## Exercise material

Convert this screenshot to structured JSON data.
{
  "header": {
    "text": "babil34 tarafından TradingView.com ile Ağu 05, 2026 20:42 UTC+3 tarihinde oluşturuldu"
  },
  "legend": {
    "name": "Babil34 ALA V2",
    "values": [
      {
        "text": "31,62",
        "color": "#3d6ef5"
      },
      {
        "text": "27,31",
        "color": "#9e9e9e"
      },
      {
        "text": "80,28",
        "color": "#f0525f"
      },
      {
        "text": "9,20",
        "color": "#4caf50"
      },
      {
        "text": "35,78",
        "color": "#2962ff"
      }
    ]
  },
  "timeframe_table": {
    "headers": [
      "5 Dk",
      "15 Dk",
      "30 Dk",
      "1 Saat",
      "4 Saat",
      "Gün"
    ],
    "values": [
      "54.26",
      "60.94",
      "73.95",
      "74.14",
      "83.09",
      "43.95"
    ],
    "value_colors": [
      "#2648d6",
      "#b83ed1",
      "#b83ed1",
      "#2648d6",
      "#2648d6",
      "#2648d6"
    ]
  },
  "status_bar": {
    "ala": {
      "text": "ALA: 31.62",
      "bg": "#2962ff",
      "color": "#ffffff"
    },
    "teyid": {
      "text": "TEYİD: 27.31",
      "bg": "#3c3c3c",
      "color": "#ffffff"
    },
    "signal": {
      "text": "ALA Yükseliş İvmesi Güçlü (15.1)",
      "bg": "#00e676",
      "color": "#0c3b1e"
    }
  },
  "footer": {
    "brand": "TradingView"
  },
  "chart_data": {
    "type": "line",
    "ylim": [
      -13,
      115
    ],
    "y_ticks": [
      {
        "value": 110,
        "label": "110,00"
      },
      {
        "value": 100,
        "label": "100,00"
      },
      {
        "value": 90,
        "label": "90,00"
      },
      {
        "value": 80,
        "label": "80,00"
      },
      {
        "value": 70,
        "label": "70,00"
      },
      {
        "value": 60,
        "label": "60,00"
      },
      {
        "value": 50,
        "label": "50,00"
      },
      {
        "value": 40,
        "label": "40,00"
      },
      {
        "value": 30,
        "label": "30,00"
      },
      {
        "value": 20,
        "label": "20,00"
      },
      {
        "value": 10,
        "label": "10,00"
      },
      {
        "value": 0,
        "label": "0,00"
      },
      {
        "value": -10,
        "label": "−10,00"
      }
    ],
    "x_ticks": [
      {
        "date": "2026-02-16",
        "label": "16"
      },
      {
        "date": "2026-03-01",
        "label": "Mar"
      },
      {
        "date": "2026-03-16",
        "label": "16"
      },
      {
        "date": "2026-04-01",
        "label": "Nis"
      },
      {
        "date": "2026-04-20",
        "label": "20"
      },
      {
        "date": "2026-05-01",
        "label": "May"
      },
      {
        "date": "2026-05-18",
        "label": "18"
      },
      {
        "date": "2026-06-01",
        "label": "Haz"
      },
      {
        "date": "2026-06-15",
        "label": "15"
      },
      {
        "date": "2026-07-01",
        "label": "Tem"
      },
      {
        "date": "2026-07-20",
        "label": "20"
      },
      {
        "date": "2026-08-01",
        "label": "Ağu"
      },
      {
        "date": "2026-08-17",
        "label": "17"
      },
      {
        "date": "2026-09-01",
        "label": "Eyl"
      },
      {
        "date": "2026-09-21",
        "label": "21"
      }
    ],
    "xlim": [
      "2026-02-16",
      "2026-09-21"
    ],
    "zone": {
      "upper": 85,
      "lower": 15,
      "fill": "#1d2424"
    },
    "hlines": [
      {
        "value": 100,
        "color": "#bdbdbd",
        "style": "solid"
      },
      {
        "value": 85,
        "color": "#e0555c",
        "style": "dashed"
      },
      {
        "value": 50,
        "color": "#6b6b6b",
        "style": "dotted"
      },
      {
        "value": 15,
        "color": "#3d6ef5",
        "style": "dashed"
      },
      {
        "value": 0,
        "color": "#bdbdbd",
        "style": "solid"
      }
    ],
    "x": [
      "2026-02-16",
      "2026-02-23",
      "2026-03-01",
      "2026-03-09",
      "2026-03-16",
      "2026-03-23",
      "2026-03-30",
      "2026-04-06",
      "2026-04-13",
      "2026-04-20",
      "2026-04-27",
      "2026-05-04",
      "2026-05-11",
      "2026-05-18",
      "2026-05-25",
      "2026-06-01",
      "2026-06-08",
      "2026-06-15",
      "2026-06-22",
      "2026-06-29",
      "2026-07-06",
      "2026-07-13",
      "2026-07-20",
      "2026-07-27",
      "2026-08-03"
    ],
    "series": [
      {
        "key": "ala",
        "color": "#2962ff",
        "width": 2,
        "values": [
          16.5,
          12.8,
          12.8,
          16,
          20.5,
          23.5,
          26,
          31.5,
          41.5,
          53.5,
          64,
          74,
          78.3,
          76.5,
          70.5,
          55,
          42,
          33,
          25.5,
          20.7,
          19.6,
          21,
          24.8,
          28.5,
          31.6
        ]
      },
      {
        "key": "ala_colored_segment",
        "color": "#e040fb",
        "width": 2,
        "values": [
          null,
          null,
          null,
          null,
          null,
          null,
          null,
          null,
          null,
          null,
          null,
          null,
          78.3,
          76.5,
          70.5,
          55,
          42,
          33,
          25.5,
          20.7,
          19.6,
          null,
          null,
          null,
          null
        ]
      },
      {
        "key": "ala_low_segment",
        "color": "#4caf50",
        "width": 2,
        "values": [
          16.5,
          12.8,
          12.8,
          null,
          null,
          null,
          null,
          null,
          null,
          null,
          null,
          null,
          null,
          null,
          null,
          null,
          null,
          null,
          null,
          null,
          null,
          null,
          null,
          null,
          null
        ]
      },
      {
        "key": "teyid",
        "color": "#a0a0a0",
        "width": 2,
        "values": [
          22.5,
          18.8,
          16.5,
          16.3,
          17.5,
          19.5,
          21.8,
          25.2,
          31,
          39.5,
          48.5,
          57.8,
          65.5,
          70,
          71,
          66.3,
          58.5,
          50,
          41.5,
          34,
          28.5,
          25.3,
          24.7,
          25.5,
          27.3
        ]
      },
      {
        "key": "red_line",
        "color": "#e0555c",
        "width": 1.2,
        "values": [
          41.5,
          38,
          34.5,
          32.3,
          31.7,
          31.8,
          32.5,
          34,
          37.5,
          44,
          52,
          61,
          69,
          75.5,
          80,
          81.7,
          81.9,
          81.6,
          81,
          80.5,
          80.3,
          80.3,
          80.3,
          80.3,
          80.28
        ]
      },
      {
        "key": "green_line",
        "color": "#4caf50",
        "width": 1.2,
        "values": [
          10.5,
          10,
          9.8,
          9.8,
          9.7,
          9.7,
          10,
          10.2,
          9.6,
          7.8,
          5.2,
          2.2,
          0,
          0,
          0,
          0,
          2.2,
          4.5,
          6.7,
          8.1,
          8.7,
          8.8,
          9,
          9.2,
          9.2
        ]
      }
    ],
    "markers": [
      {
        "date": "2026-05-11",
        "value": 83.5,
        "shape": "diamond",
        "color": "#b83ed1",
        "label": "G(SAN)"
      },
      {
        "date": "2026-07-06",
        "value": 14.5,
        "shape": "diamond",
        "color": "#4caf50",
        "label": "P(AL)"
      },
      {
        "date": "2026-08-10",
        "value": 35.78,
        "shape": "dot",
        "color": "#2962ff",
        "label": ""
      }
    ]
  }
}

## What needs to be done
Using the entries above, please restate each one word for word.

## Result of the exercise
Convert this screenshot to structured JSON data.
{
  "header": {
    "text": "babil34 tarafından TradingView.com ile Ağu 05, 2026 20:42 UTC+3 tarihinde oluşturuldu"
  },
  "legend": {
    "name": "Babil34 ALA V2",
    "values": [
      {
        "text": "31,62",
        "color": "#3d6ef5"
      },
      {
        "text": "27,31",
        "color": "#9e9e9e"
      },
      {
        "text": "80,28",
        "color": "#f0525f"
      },
      {
        "text": "9,20",
        "color": "#4caf50"
      },
      {
        "text": "35,78",
        "color": "#2962ff"
      }
    ]
  },
  "timeframe_table": {
    "headers": [
      "5 Dk",
      "15 Dk",
      "30 Dk",
      "1 Saat",
      "4 Saat",
      "Gün"
    ],
    "values": [
      "54.26",
      "60.94",
      "73.95",
      "74.14",
      "83.09",
      "43.95"
    ],
    "value_colors": [
      "#2648d6",
      "#b83ed1",
      "#b83ed1",
      "#2648d6",
      "#2648d6",
      "#2648d6"
    ]
  },
  "status_bar": {
    "ala": {
      "text": "ALA: 31.62",
      "bg": "#2962ff",
      "color": "#ffffff"
    },
    "teyid": {
      "text": "TEYİD: 27.31",
      "bg": "#3c3c3c",
      "color": "#ffffff"
    },
    "signal": {
      "text": "ALA Yükseliş İvmesi Güçlü (15.1)",
      "bg": "#00e676",
      "color": "#0c3b1e"
    }
  },
  "footer": {
    "brand": "TradingView"
  },
  "chart_data": {
    "type": "line",
    "ylim": [
      -13,
      115
    ],
    "y_ticks": [
      {
        "value": 110,
        "label": "110,00"
      },
      {
        "value": 100,
        "label": "100,00"
      },
      {
        "value": 90,
        "label": "90,00"
      },
      {
        "value": 80,
        "label": "80,00"
      },
      {
        "value": 70,
        "label": "70,00"
      },
      {
        "value": 60,
        "label": "60,00"
      },
      {
        "value": 50,
        "label": "50,00"
      },
      {
        "value": 40,
        "label": "40,00"
      },
      {
        "value": 30,
        "label": "30,00"
      },
      {
        "value": 20,
        "label": "20,00"
      },
      {
        "value": 10,
        "label": "10,00"
      },
      {
        "value": 0,
        "label": "0,00"
      },
      {
        "value": -10,
        "label": "−10,00"
      }
    ],
    "x_ticks": [
      {
        "date": "2026-02-16",
        "label": "16"
      },
      {
        "date": "2026-03-01",
        "label": "Mar"
      },
      {
        "date": "2026-03-16",
        "label": "16"
      },
      {
        "date": "2026-04-01",
        "label": "Nis"
      },
      {
        "date": "2026-04-20",
        "label": "20"
      },
      {
        "date": "2026-05-01",
        "label": "May"
      },
      {
        "date": "2026-05-18",
        "label": "18"
      },
      {
        "date": "2026-06-01",
        "label": "Haz"
      },
      {
        "date": "2026-06-15",
        "label": "15"
      },
      {
        "date": "2026-07-01",
        "label": "Tem"
      },
      {
        "date": "2026-07-20",
        "label": "20"
      },
      {
        "date": "2026-08-01",
        "label": "Ağu"
      },
      {
        "date": "2026-08-17",
        "label": "17"
      },
      {
        "date": "2026-09-01",
        "label": "Eyl"
      },
      {
        "date": "2026-09-21",
        "label": "21"
      }
    ],
    "xlim": [
      "2026-02-16",
      "2026-09-21"
    ],
    "zone": {
      "upper": 85,
      "lower": 15,
      "fill": "#1d2424"
    },
    "hlines": [
      {
        "value": 100,
        "color": "#bdbdbd",
        "style": "solid"
      },
      {
        "value": 85,
        "color": "#e0555c",
        "style": "dashed"
      },
      {
        "value": 50,
        "color": "#6b6b6b",
        "style": "dotted"
      },
      {
        "value": 15,
        "color": "#3d6ef5",
        "style": "dashed"
      },
      {
        "value": 0,
        "color": "#bdbdbd",
        "style": "solid"
      }
    ],
    "x": [
      "2026-02-16",
      "2026-02-23",
      "2026-03-01",
      "2026-03-09",
      "2026-03-16",
      "2026-03-23",
      "2026-03-30",
      "2026-04-06",
      "2026-04-13",
      "2026-04-20",
      "2026-04-27",
      "2026-05-04",
      "2026-05-11",
      "2026-05-18",
      "2026-05-25",
      "2026-06-01",
      "2026-06-08",
      "2026-06-15",
      "2026-06-22",
      "2026-06-29",
      "2026-07-06",
      "2026-07-13",
      "2026-07-20",
      "2026-07-27",
      "2026-08-03"
    ],
    "series": [
      {
        "key": "ala",
        "color": "#2962ff",
        "width": 2,
        "values": [
          16.5,
          12.8,
          12.8,
          16,
          20.5,
          23.5,
          26,
          31.5,
          41.5,
          53.5,
          64,
          74,
          78.3,
          76.5,
          70.5,
          55,
          42,
          33,
          25.5,
          20.7,
          19.6,
          21,
          24.8,
          28.5,
          31.6
        ]
      },
      {
        "key": "ala_colored_segment",
        "color": "#e040fb",
        "width": 2,
        "values": [
          null,
          null,
          null,
          null,
          null,
          null,
          null,
          null,
          null,
          null,
          null,
          null,
          78.3,
          76.5,
          70.5,
          55,
          42,
          33,
          25.5,
          20.7,
          19.6,
          null,
          null,
          null,
          null
        ]
      },
      {
        "key": "ala_low_segment",
        "color": "#4caf50",
        "width": 2,
        "values": [
          16.5,
          12.8,
          12.8,
          null,
          null,
          null,
          null,
          null,
          null,
          null,
          null,
          null,
          null,
          null,
          null,
          null,
          null,
          null,
          null,
          null,
          null,
          null,
          null,
          null,
          null
        ]
      },
      {
        "key": "teyid",
        "color": "#a0a0a0",
        "width": 2,
        "values": [
          22.5,
          18.8,
          16.5,
          16.3,
          17.5,
          19.5,
          21.8,
          25.2,
          31,
          39.5,
          48.5,
          57.8,
          65.5,
          70,
          71,
          66.3,
          58.5,
          50,
          41.5,
          34,
          28.5,
          25.3,
          24.7,
          25.5,
          27.3
        ]
      },
      {
        "key": "red_line",
        "color": "#e0555c",
        "width": 1.2,
        "values": [
          41.5,
          38,
          34.5,
          32.3,
          31.7,
          31.8,
          32.5,
          34,
          37.5,
          44,
          52,
          61,
          69,
          75.5,
          80,
          81.7,
          81.9,
          81.6,
          81,
          80.5,
          80.3,
          80.3,
          80.3,
          80.3,
          80.28
        ]
      },
      {
        "key": "green_line",
        "color": "#4caf50",
        "width": 1.2,
        "values": [
          10.5,
          10,
          9.8,
          9.8,
          9.7,
          9.7,
          10,
          10.2,
          9.6,
          7.8,
          5.2,
          2.2,
          0,
          0,
          0,
          0,
          2.2,
          4.5,
          6.7,
          8.1,
          8.7,
          8.8,
          9,
          9.2,
          9.2
        ]
      }
    ],
    "markers": [
      {
        "date": "2026-05-11",
        "value": 83.5,
        "shape": "diamond",
        "color": "#b83ed1",
        "label": "G(SAN)"
      },
      {
        "date": "2026-07-06",
        "value": 14.5,
        "shape": "diamond",
        "color": "#4caf50",
        "label": "P(AL)"
      },
      {
        "date": "2026-08-10",
        "value": 35.78,
        "shape": "dot",
        "color": "#2962ff",
        "label": ""
      }
    ]
  }
}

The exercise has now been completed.